Your instructions: Select all lines with the string "объеме" in them, and copy those lines.
— Begin Input material —
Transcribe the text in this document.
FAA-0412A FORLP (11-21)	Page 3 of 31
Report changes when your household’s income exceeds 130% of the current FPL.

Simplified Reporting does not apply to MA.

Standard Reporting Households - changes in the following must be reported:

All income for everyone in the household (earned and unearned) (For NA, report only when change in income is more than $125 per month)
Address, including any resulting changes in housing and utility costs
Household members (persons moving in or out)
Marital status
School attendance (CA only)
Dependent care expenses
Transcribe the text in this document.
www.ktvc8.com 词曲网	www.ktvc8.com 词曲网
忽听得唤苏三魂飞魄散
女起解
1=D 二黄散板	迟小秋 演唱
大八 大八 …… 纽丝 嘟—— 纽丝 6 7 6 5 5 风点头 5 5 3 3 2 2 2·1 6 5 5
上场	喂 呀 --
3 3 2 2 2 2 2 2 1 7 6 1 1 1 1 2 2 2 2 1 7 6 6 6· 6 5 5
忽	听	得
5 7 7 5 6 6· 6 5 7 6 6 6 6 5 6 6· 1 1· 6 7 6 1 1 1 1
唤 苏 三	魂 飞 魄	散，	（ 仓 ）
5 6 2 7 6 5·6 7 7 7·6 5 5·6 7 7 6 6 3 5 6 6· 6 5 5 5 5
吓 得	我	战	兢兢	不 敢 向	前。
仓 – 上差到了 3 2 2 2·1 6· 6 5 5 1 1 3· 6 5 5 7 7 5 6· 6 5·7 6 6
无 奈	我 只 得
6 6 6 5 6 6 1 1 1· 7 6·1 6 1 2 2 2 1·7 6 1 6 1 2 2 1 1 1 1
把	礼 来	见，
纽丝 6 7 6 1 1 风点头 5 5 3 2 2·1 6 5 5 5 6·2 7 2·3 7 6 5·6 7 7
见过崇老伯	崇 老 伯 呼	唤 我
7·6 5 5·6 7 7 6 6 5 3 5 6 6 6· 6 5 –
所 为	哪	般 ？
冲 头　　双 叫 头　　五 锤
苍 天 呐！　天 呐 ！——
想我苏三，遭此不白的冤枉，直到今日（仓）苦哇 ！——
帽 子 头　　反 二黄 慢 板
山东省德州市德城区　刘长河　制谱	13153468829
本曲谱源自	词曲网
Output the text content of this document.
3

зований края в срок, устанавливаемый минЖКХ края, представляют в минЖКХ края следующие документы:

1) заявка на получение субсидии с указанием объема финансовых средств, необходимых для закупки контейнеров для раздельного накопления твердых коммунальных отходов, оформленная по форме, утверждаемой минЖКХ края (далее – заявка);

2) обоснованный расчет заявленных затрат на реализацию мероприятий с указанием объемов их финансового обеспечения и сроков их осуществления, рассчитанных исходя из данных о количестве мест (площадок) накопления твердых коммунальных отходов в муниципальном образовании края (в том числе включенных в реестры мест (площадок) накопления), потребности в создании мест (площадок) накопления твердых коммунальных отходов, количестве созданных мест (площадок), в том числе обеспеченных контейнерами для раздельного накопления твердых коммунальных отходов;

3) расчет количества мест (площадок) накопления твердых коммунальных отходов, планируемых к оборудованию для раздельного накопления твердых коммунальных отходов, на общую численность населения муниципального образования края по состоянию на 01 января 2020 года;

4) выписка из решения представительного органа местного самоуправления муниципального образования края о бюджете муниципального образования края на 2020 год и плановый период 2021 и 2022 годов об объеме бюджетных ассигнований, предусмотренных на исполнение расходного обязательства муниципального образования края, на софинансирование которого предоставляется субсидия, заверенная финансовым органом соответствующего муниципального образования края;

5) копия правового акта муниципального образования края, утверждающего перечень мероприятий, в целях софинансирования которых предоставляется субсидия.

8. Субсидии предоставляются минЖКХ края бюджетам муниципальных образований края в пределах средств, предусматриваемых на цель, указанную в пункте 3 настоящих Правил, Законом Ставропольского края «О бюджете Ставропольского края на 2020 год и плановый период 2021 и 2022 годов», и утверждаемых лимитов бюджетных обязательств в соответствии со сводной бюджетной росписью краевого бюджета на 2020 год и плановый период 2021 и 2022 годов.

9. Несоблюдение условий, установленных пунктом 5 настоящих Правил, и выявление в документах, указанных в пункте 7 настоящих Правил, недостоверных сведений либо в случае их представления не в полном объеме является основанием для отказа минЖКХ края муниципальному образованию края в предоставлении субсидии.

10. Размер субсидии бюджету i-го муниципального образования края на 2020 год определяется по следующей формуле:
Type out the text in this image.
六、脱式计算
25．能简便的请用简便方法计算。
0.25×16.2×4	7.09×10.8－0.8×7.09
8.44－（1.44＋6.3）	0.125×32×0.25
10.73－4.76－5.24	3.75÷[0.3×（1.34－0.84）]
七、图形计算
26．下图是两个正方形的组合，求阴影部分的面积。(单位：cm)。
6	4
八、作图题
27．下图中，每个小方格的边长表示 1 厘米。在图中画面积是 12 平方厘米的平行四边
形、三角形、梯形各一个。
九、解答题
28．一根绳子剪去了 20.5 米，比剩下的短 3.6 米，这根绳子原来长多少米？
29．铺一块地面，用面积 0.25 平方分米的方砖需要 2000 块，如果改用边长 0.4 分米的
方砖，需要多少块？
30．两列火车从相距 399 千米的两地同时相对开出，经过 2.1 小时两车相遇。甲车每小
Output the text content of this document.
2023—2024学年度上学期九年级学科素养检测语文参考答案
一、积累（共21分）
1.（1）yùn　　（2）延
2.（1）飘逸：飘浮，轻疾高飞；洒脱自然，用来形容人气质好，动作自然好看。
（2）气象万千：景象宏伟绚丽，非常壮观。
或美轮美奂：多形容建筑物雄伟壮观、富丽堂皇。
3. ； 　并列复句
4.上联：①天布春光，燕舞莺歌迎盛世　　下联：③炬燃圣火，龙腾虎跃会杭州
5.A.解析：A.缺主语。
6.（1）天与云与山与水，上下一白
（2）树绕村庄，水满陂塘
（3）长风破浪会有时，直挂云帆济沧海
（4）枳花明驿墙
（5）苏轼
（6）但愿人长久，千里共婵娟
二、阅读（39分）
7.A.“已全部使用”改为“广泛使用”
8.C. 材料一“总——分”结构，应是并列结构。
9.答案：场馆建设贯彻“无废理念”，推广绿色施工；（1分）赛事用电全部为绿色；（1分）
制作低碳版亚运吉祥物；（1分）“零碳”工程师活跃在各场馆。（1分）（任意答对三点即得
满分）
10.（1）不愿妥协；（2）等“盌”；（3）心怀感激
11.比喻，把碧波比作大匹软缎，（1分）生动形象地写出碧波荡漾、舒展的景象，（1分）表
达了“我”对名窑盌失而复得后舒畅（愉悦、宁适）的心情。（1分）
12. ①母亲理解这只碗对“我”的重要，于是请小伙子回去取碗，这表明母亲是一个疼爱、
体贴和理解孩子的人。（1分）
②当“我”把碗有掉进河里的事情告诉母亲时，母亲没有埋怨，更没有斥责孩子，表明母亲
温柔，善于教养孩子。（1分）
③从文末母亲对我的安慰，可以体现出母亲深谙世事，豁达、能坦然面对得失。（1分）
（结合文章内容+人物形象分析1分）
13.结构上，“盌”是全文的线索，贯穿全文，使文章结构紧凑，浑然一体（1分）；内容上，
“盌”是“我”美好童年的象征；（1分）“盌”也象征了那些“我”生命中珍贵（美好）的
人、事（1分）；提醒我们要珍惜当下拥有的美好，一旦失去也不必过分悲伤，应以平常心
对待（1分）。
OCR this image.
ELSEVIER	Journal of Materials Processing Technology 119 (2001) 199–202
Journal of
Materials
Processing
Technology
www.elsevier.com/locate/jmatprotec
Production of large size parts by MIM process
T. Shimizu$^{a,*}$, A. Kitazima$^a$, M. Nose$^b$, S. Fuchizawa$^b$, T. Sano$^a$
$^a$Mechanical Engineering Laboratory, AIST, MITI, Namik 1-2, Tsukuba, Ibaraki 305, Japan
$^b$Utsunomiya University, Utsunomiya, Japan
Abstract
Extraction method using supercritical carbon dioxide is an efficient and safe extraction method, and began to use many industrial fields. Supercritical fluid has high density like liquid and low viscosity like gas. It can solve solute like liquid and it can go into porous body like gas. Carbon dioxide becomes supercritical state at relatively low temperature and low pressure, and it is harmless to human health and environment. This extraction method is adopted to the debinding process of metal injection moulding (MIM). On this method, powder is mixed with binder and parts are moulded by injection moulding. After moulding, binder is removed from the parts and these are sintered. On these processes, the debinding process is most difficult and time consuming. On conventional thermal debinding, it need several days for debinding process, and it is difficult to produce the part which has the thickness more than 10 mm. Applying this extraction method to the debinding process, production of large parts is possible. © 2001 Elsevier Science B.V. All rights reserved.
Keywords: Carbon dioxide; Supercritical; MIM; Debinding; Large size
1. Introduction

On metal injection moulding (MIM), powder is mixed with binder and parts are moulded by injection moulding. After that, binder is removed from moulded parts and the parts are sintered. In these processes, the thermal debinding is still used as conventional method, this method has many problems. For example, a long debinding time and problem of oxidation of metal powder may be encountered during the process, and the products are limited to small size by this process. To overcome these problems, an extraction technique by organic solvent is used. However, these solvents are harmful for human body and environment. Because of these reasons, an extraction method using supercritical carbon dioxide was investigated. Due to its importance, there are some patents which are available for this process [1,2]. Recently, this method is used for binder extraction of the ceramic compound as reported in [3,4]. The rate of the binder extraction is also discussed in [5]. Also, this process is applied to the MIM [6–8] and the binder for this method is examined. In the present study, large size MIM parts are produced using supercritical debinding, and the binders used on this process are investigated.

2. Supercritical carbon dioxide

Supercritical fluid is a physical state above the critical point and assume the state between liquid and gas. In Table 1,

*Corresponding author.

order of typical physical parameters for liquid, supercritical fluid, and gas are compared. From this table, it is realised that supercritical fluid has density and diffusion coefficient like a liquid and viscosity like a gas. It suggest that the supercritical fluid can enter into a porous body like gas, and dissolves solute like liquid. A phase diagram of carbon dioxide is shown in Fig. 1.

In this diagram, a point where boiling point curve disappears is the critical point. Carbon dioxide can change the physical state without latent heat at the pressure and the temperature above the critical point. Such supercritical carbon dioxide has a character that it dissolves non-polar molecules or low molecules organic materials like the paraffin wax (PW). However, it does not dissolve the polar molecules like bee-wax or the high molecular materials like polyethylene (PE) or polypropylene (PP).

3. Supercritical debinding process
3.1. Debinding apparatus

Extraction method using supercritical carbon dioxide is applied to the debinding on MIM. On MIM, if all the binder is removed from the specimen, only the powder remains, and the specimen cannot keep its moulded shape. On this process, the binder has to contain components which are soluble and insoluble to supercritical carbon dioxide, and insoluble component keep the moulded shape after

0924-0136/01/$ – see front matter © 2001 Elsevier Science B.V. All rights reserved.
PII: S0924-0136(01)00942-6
— End Input material —
Result of the exercise:
4) выписка из решения представительного органа местного самоуправления муниципального образования края о бюджете муниципального образования края на 2020 год и плановый период 2021 и 2022 годов об объеме бюджетных ассигнований, предусмотренных на исполнение расходного обязательства муниципального образования края, на софинансирование которого предоставляется субсидия, заверенная финансовым органом соответствующего муниципального образования края;
9. Несоблюдение условий, установленных пунктом 5 настоящих Правил, и выявление в документах, указанных в пункте 7 настоящих Правил, недостоверных сведений либо в случае их представления не в полном объеме является основанием для отказа минЖКХ края муниципальному образованию края в предоставлении субсидии.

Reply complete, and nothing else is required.